▶ _Task objective_:
Return each line holding the string "Aviation".

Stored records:

- - - -

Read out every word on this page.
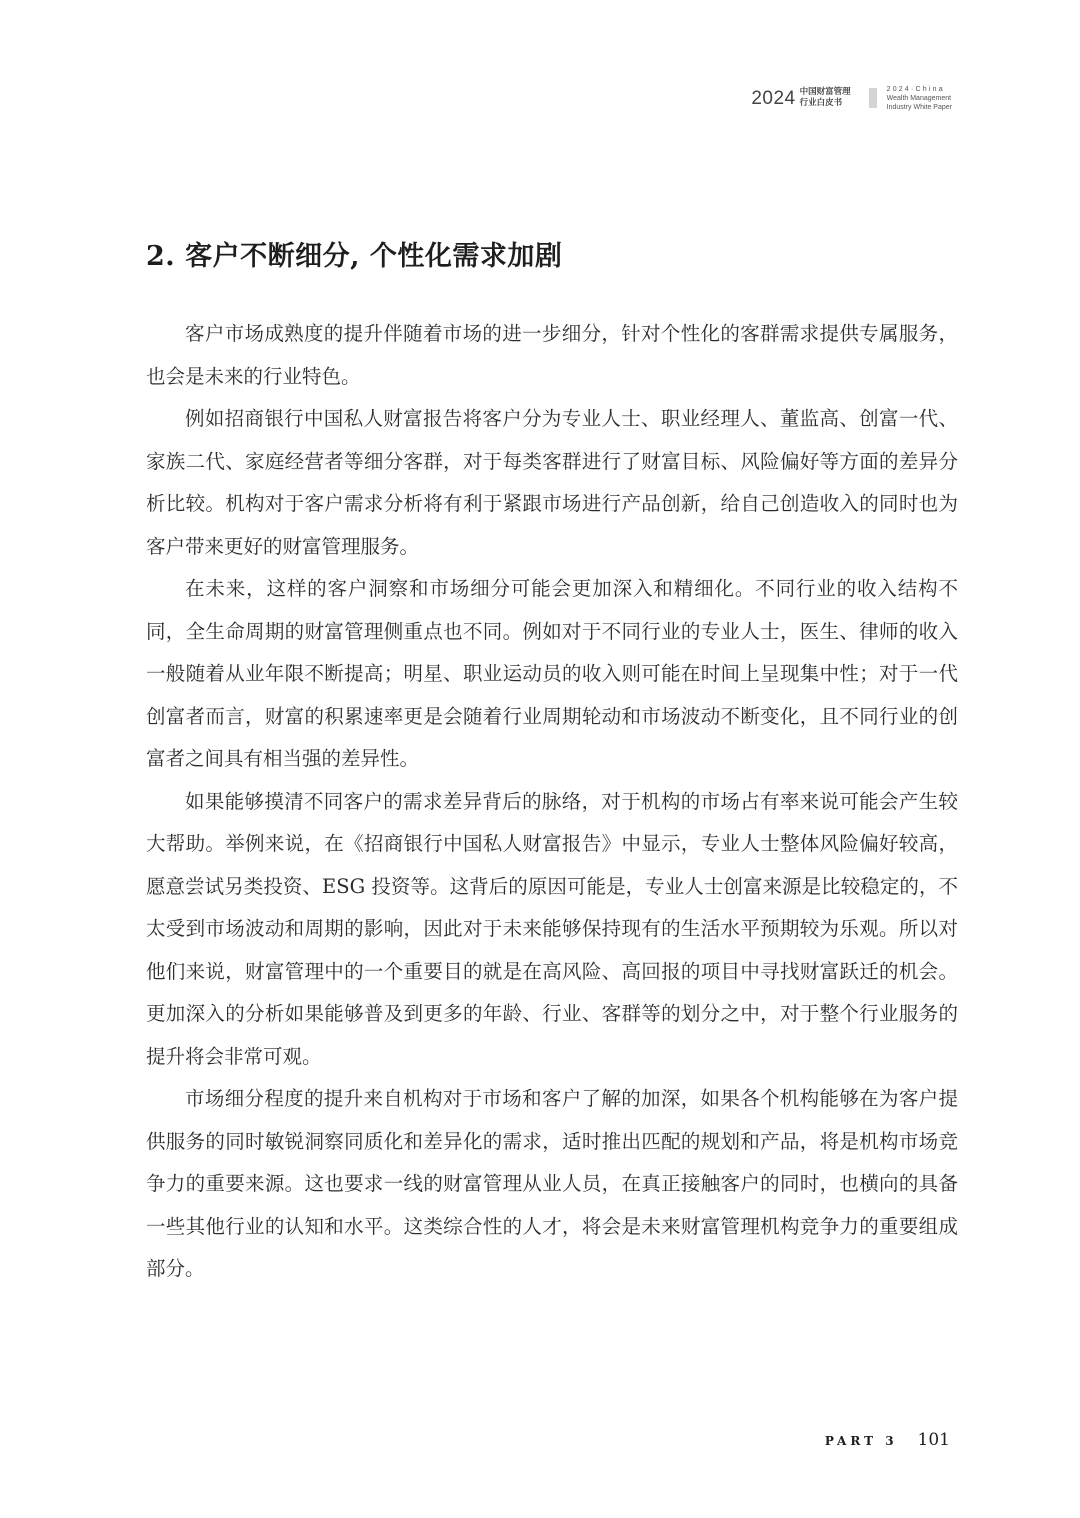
2024 中国财富管理
行业白皮书
2024·China
Wealth Management
Industry White Paper
2. 客户不断细分, 个性化需求加剧

客户市场成熟度的提升伴随着市场的进一步细分，针对个性化的客群需求提供专属服务，也会是未来的行业特色。

例如招商银行中国私人财富报告将客户分为专业人士、职业经理人、董监高、创富一代、家族二代、家庭经营者等细分客群，对于每类客群进行了财富目标、风险偏好等方面的差异分析比较。机构对于客户需求分析将有利于紧跟市场进行产品创新，给自己创造收入的同时也为客户带来更好的财富管理服务。

在未来，这样的客户洞察和市场细分可能会更加深入和精细化。不同行业的收入结构不同，全生命周期的财富管理侧重点也不同。例如对于不同行业的专业人士，医生、律师的收入一般随着从业年限不断提高；明星、职业运动员的收入则可能在时间上呈现集中性；对于一代创富者而言，财富的积累速率更是会随着行业周期轮动和市场波动不断变化，且不同行业的创富者之间具有相当强的差异性。

如果能够摸清不同客户的需求差异背后的脉络，对于机构的市场占有率来说可能会产生较大帮助。举例来说，在《招商银行中国私人财富报告》中显示，专业人士整体风险偏好较高，愿意尝试另类投资、ESG 投资等。这背后的原因可能是，专业人士创富来源是比较稳定的，不太受到市场波动和周期的影响，因此对于未来能够保持现有的生活水平预期较为乐观。所以对他们来说，财富管理中的一个重要目的就是在高风险、高回报的项目中寻找财富跃迁的机会。更加深入的分析如果能够普及到更多的年龄、行业、客群等的划分之中，对于整个行业服务的提升将会非常可观。

市场细分程度的提升来自机构对于市场和客户了解的加深，如果各个机构能够在为客户提供服务的同时敏锐洞察同质化和差异化的需求，适时推出匹配的规划和产品，将是机构市场竞争力的重要来源。这也要求一线的财富管理从业人员，在真正接触客户的同时，也横向的具备一些其他行业的认知和水平。这类综合性的人才，将会是未来财富管理机构竞争力的重要组成部分。

PART 3 101
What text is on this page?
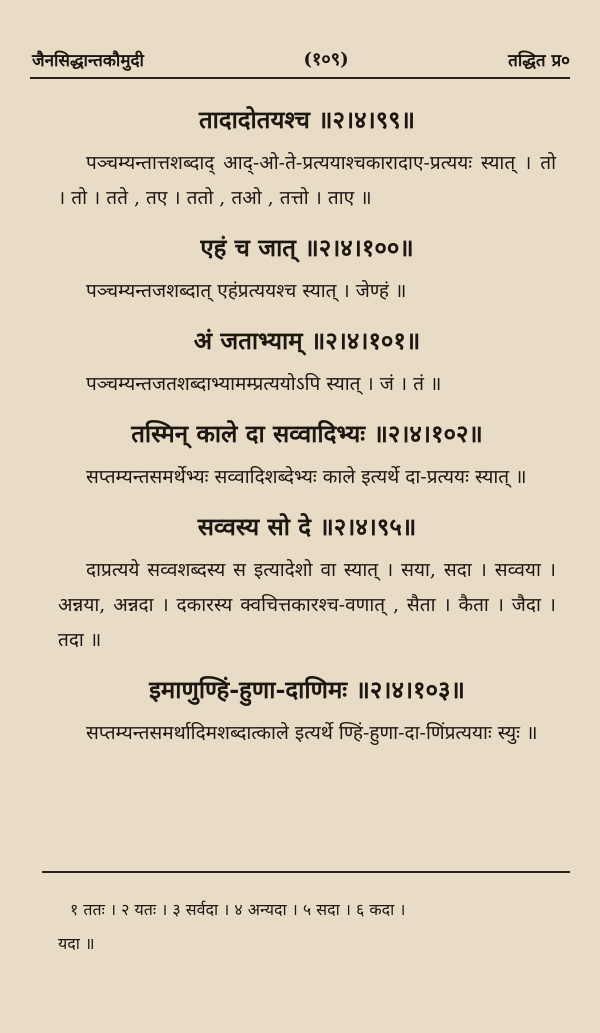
जैनसिद्धान्तकौमुदी	(१०९)	तद्धित प्र०
तादादोतयश्च ॥२।४।९९॥
पञ्चम्यन्तात्तशब्दाद् आद्-ओ-ते-प्रत्ययाश्चकारादाए-प्रत्ययः स्यात् । तो । तो । तते , तए । ततो , तओ , तत्तो । ताए ॥
एहं च जात् ॥२।४।१००॥
पञ्चम्यन्तजशब्दात् एहंप्रत्ययश्च स्यात् । जेण्हं ॥
अं जताभ्याम् ॥२।४।१०१॥
पञ्चम्यन्तजतशब्दाभ्यामम्प्रत्ययोऽपि स्यात् । जं । तं ॥
तस्मिन् काले दा सव्वादिभ्यः ॥२।४।१०२॥
सप्तम्यन्तसमर्थेभ्यः सव्वादिशब्देभ्यः काले इत्यर्थे दा-प्रत्ययः स्यात् ॥
सव्वस्य सो दे ॥२।४।९५॥
दाप्रत्यये सव्वशब्दस्य स इत्यादेशो वा स्यात् । सया, सदा । सव्वया । अन्नया, अन्नदा । दकारस्य क्वचित्तकारश्च-वणात् , सैता । कैता । जैदा । तदा ॥
इमाणुण्हिं-हुणा-दाणिमः ॥२।४।१०३॥
सप्तम्यन्तसमर्थादिमशब्दात्काले इत्यर्थे ण्हिं-हुणा-दा-णिंप्रत्ययाः स्युः ॥
१ ततः । २ यतः । ३ सर्वदा । ४ अन्यदा । ५ सदा । ६ कदा ।
यदा ॥
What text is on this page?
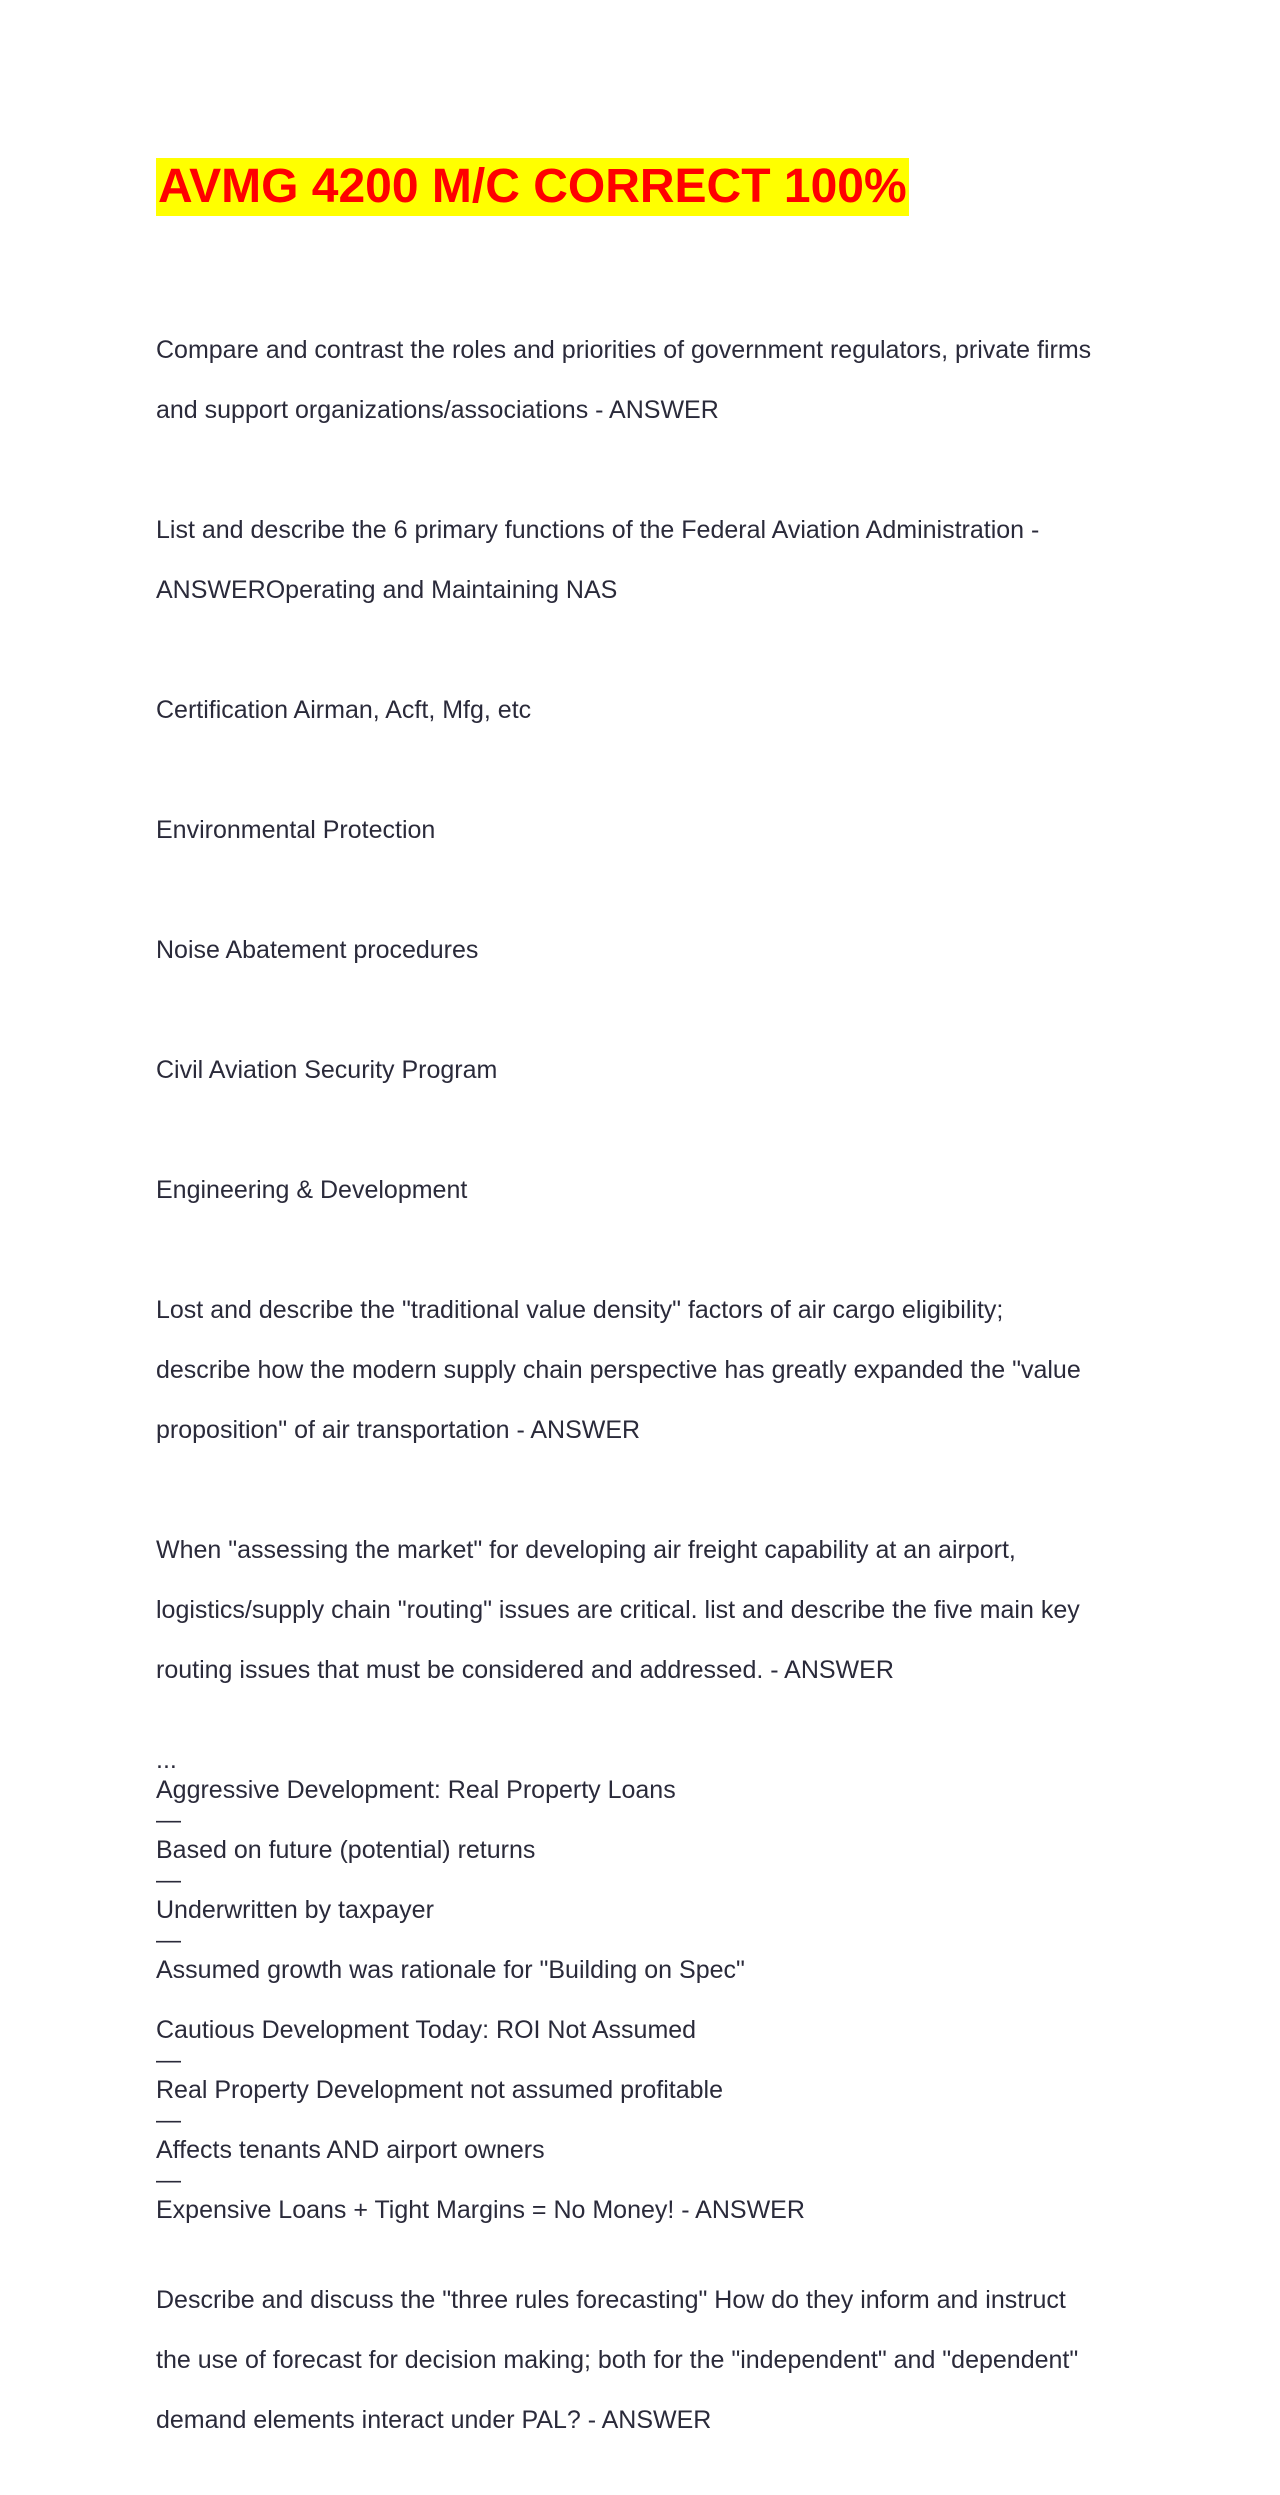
AVMG 4200 M/C CORRECT 100%

Compare and contrast the roles and priorities of government regulators, private firms

and support organizations/associations - ANSWER

List and describe the 6 primary functions of the Federal Aviation Administration -

ANSWEROperating and Maintaining NAS

Certification Airman, Acft, Mfg, etc

Environmental Protection

Noise Abatement procedures

Civil Aviation Security Program

Engineering & Development

Lost and describe the "traditional value density" factors of air cargo eligibility;

describe how the modern supply chain perspective has greatly expanded the "value

proposition" of air transportation - ANSWER

When "assessing the market" for developing air freight capability at an airport,

logistics/supply chain "routing" issues are critical. list and describe the five main key

routing issues that must be considered and addressed. - ANSWER

...
Aggressive Development: Real Property Loans
—
Based on future (potential) returns
—
Underwritten by taxpayer
—
Assumed growth was rationale for "Building on Spec"
Cautious Development Today: ROI Not Assumed
—
Real Property Development not assumed profitable
—
Affects tenants AND airport owners
—
Expensive Loans + Tight Margins = No Money! - ANSWER

Describe and discuss the "three rules forecasting" How do they inform and instruct

the use of forecast for decision making; both for the "independent" and "dependent"

demand elements interact under PAL? - ANSWER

- - - -

▶ _Exercise answer_:
List and describe the 6 primary functions of the Federal Aviation Administration -
Civil Aviation Security Program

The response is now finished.